DIRECTIONS FOR THIS TASK:
Exactly reproduce each record listed below.

• • • •

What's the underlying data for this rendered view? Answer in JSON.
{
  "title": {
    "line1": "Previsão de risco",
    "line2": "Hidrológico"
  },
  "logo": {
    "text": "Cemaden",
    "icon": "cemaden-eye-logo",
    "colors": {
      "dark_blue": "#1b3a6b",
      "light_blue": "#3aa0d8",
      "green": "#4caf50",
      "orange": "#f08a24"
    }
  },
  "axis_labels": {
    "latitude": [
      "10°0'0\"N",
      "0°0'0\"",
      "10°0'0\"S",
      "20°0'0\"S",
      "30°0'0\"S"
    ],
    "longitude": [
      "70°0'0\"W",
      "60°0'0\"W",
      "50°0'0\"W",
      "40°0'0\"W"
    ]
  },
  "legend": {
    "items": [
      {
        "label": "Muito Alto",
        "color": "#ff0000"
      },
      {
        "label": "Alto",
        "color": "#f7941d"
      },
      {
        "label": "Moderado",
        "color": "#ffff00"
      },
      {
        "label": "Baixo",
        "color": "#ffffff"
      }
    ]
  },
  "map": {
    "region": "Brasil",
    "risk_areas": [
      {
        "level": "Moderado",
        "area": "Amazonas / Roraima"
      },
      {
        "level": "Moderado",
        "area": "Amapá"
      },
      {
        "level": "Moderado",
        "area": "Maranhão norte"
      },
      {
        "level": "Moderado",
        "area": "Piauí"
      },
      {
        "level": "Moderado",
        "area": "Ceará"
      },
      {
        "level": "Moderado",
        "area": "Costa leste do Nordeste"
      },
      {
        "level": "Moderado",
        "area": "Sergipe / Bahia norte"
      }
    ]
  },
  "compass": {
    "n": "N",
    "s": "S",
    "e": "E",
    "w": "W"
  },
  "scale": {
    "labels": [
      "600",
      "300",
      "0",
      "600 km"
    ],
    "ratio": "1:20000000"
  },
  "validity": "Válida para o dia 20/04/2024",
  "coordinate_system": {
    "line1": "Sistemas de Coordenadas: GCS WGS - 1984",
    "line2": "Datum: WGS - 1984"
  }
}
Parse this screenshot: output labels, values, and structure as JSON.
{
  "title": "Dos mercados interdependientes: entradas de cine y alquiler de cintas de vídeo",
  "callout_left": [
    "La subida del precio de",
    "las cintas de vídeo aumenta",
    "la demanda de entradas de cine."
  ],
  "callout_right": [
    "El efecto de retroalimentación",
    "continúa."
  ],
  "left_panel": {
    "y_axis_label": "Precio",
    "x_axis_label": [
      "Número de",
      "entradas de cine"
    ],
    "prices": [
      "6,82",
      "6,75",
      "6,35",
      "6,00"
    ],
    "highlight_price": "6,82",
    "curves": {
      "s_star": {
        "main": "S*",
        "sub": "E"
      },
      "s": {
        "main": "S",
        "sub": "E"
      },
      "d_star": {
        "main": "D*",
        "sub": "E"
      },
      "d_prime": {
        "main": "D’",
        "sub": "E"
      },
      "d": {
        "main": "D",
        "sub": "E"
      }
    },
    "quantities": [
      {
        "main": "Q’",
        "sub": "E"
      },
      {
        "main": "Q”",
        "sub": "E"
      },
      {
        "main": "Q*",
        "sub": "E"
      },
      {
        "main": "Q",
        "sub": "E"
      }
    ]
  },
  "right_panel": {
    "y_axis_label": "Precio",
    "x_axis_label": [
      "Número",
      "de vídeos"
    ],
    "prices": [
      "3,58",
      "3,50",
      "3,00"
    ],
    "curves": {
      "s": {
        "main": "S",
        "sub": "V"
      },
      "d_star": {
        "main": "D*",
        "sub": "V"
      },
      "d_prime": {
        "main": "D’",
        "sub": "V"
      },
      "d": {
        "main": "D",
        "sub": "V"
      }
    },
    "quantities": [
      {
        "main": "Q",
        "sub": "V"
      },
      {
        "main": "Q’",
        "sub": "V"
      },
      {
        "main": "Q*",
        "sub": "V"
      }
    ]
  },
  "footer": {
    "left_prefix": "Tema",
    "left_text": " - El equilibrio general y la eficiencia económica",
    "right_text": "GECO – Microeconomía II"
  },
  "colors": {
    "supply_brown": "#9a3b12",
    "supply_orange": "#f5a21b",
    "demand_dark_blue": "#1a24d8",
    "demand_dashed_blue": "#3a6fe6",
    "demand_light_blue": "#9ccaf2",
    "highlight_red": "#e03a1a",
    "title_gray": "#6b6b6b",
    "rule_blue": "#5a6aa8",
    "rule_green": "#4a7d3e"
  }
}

• • • •

SOLUTION:
What's the underlying data for this rendered view? Answer in JSON.
{
  "title": {
    "line1": "Previsão de risco",
    "line2": "Hidrológico"
  },
  "logo": {
    "text": "Cemaden",
    "icon": "cemaden-eye-logo",
    "colors": {
      "dark_blue": "#1b3a6b",
      "light_blue": "#3aa0d8",
      "green": "#4caf50",
      "orange": "#f08a24"
    }
  },
  "axis_labels": {
    "latitude": [
      "10°0'0\"N",
      "0°0'0\"",
      "10°0'0\"S",
      "20°0'0\"S",
      "30°0'0\"S"
    ],
    "longitude": [
      "70°0'0\"W",
      "60°0'0\"W",
      "50°0'0\"W",
      "40°0'0\"W"
    ]
  },
  "legend": {
    "items": [
      {
        "label": "Muito Alto",
        "color": "#ff0000"
      },
      {
        "label": "Alto",
        "color": "#f7941d"
      },
      {
        "label": "Moderado",
        "color": "#ffff00"
      },
      {
        "label": "Baixo",
        "color": "#ffffff"
      }
    ]
  },
  "map": {
    "region": "Brasil",
    "risk_areas": [
      {
        "level": "Moderado",
        "area": "Amazonas / Roraima"
      },
      {
        "level": "Moderado",
        "area": "Amapá"
      },
      {
        "level": "Moderado",
        "area": "Maranhão norte"
      },
      {
        "level": "Moderado",
        "area": "Piauí"
      },
      {
        "level": "Moderado",
        "area": "Ceará"
      },
      {
        "level": "Moderado",
        "area": "Costa leste do Nordeste"
      },
      {
        "level": "Moderado",
        "area": "Sergipe / Bahia norte"
      }
    ]
  },
  "compass": {
    "n": "N",
    "s": "S",
    "e": "E",
    "w": "W"
  },
  "scale": {
    "labels": [
      "600",
      "300",
      "0",
      "600 km"
    ],
    "ratio": "1:20000000"
  },
  "validity": "Válida para o dia 20/04/2024",
  "coordinate_system": {
    "line1": "Sistemas de Coordenadas: GCS WGS - 1984",
    "line2": "Datum: WGS - 1984"
  }
}
Parse this screenshot: output labels, values, and structure as JSON.
{
  "title": "Dos mercados interdependientes: entradas de cine y alquiler de cintas de vídeo",
  "callout_left": [
    "La subida del precio de",
    "las cintas de vídeo aumenta",
    "la demanda de entradas de cine."
  ],
  "callout_right": [
    "El efecto de retroalimentación",
    "continúa."
  ],
  "left_panel": {
    "y_axis_label": "Precio",
    "x_axis_label": [
      "Número de",
      "entradas de cine"
    ],
    "prices": [
      "6,82",
      "6,75",
      "6,35",
      "6,00"
    ],
    "highlight_price": "6,82",
    "curves": {
      "s_star": {
        "main": "S*",
        "sub": "E"
      },
      "s": {
        "main": "S",
        "sub": "E"
      },
      "d_star": {
        "main": "D*",
        "sub": "E"
      },
      "d_prime": {
        "main": "D’",
        "sub": "E"
      },
      "d": {
        "main": "D",
        "sub": "E"
      }
    },
    "quantities": [
      {
        "main": "Q’",
        "sub": "E"
      },
      {
        "main": "Q”",
        "sub": "E"
      },
      {
        "main": "Q*",
        "sub": "E"
      },
      {
        "main": "Q",
        "sub": "E"
      }
    ]
  },
  "right_panel": {
    "y_axis_label": "Precio",
    "x_axis_label": [
      "Número",
      "de vídeos"
    ],
    "prices": [
      "3,58",
      "3,50",
      "3,00"
    ],
    "curves": {
      "s": {
        "main": "S",
        "sub": "V"
      },
      "d_star": {
        "main": "D*",
        "sub": "V"
      },
      "d_prime": {
        "main": "D’",
        "sub": "V"
      },
      "d": {
        "main": "D",
        "sub": "V"
      }
    },
    "quantities": [
      {
        "main": "Q",
        "sub": "V"
      },
      {
        "main": "Q’",
        "sub": "V"
      },
      {
        "main": "Q*",
        "sub": "V"
      }
    ]
  },
  "footer": {
    "left_prefix": "Tema",
    "left_text": " - El equilibrio general y la eficiencia económica",
    "right_text": "GECO – Microeconomía II"
  },
  "colors": {
    "supply_brown": "#9a3b12",
    "supply_orange": "#f5a21b",
    "demand_dark_blue": "#1a24d8",
    "demand_dashed_blue": "#3a6fe6",
    "demand_light_blue": "#9ccaf2",
    "highlight_red": "#e03a1a",
    "title_gray": "#6b6b6b",
    "rule_blue": "#5a6aa8",
    "rule_green": "#4a7d3e"
  }
}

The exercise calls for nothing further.